**Material:**

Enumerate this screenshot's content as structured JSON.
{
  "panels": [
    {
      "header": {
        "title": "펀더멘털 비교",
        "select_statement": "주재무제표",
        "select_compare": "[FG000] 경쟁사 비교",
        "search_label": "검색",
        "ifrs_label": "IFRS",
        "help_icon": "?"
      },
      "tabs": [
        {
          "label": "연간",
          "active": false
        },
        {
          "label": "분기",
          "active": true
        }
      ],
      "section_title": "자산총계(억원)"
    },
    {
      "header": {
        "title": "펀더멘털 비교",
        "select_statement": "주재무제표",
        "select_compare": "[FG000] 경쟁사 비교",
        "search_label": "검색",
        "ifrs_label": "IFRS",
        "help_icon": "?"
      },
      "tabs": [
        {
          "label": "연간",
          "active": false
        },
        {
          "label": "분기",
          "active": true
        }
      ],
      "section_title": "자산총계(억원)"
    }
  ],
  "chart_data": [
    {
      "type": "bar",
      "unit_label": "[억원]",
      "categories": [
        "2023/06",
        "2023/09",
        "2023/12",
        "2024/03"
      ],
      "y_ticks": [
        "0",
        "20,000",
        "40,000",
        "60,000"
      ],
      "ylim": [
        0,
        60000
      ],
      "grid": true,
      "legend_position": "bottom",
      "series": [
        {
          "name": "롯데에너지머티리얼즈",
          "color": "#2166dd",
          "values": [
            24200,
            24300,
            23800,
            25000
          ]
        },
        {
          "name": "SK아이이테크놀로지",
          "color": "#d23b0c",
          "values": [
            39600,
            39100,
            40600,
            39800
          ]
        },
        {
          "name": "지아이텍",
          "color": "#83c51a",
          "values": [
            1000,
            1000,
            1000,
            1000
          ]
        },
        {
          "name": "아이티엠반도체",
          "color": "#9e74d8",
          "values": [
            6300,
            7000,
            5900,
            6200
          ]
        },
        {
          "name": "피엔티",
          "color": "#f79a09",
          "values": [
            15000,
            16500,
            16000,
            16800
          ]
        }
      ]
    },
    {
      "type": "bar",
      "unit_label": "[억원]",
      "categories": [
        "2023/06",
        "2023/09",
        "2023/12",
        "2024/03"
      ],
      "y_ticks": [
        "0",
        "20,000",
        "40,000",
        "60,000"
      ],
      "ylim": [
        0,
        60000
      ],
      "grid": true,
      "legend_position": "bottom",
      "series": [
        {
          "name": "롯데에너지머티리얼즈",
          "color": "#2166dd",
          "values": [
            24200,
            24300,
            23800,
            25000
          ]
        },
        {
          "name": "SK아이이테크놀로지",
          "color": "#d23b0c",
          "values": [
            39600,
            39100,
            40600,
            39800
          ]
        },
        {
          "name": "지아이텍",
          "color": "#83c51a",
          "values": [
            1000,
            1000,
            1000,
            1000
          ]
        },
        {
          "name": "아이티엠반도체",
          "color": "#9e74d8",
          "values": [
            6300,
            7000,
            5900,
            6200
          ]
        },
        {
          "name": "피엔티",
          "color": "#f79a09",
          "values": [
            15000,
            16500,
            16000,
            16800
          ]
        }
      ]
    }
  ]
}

**Exercise prompt:** Could you quote the material above in full, exactly as it stands?

**Reply to the exercise:**
Enumerate this screenshot's content as structured JSON.
{
  "panels": [
    {
      "header": {
        "title": "펀더멘털 비교",
        "select_statement": "주재무제표",
        "select_compare": "[FG000] 경쟁사 비교",
        "search_label": "검색",
        "ifrs_label": "IFRS",
        "help_icon": "?"
      },
      "tabs": [
        {
          "label": "연간",
          "active": false
        },
        {
          "label": "분기",
          "active": true
        }
      ],
      "section_title": "자산총계(억원)"
    },
    {
      "header": {
        "title": "펀더멘털 비교",
        "select_statement": "주재무제표",
        "select_compare": "[FG000] 경쟁사 비교",
        "search_label": "검색",
        "ifrs_label": "IFRS",
        "help_icon": "?"
      },
      "tabs": [
        {
          "label": "연간",
          "active": false
        },
        {
          "label": "분기",
          "active": true
        }
      ],
      "section_title": "자산총계(억원)"
    }
  ],
  "chart_data": [
    {
      "type": "bar",
      "unit_label": "[억원]",
      "categories": [
        "2023/06",
        "2023/09",
        "2023/12",
        "2024/03"
      ],
      "y_ticks": [
        "0",
        "20,000",
        "40,000",
        "60,000"
      ],
      "ylim": [
        0,
        60000
      ],
      "grid": true,
      "legend_position": "bottom",
      "series": [
        {
          "name": "롯데에너지머티리얼즈",
          "color": "#2166dd",
          "values": [
            24200,
            24300,
            23800,
            25000
          ]
        },
        {
          "name": "SK아이이테크놀로지",
          "color": "#d23b0c",
          "values": [
            39600,
            39100,
            40600,
            39800
          ]
        },
        {
          "name": "지아이텍",
          "color": "#83c51a",
          "values": [
            1000,
            1000,
            1000,
            1000
          ]
        },
        {
          "name": "아이티엠반도체",
          "color": "#9e74d8",
          "values": [
            6300,
            7000,
            5900,
            6200
          ]
        },
        {
          "name": "피엔티",
          "color": "#f79a09",
          "values": [
            15000,
            16500,
            16000,
            16800
          ]
        }
      ]
    },
    {
      "type": "bar",
      "unit_label": "[억원]",
      "categories": [
        "2023/06",
        "2023/09",
        "2023/12",
        "2024/03"
      ],
      "y_ticks": [
        "0",
        "20,000",
        "40,000",
        "60,000"
      ],
      "ylim": [
        0,
        60000
      ],
      "grid": true,
      "legend_position": "bottom",
      "series": [
        {
          "name": "롯데에너지머티리얼즈",
          "color": "#2166dd",
          "values": [
            24200,
            24300,
            23800,
            25000
          ]
        },
        {
          "name": "SK아이이테크놀로지",
          "color": "#d23b0c",
          "values": [
            39600,
            39100,
            40600,
            39800
          ]
        },
        {
          "name": "지아이텍",
          "color": "#83c51a",
          "values": [
            1000,
            1000,
            1000,
            1000
          ]
        },
        {
          "name": "아이티엠반도체",
          "color": "#9e74d8",
          "values": [
            6300,
            7000,
            5900,
            6200
          ]
        },
        {
          "name": "피엔티",
          "color": "#f79a09",
          "values": [
            15000,
            16500,
            16000,
            16800
          ]
        }
      ]
    }
  ]
}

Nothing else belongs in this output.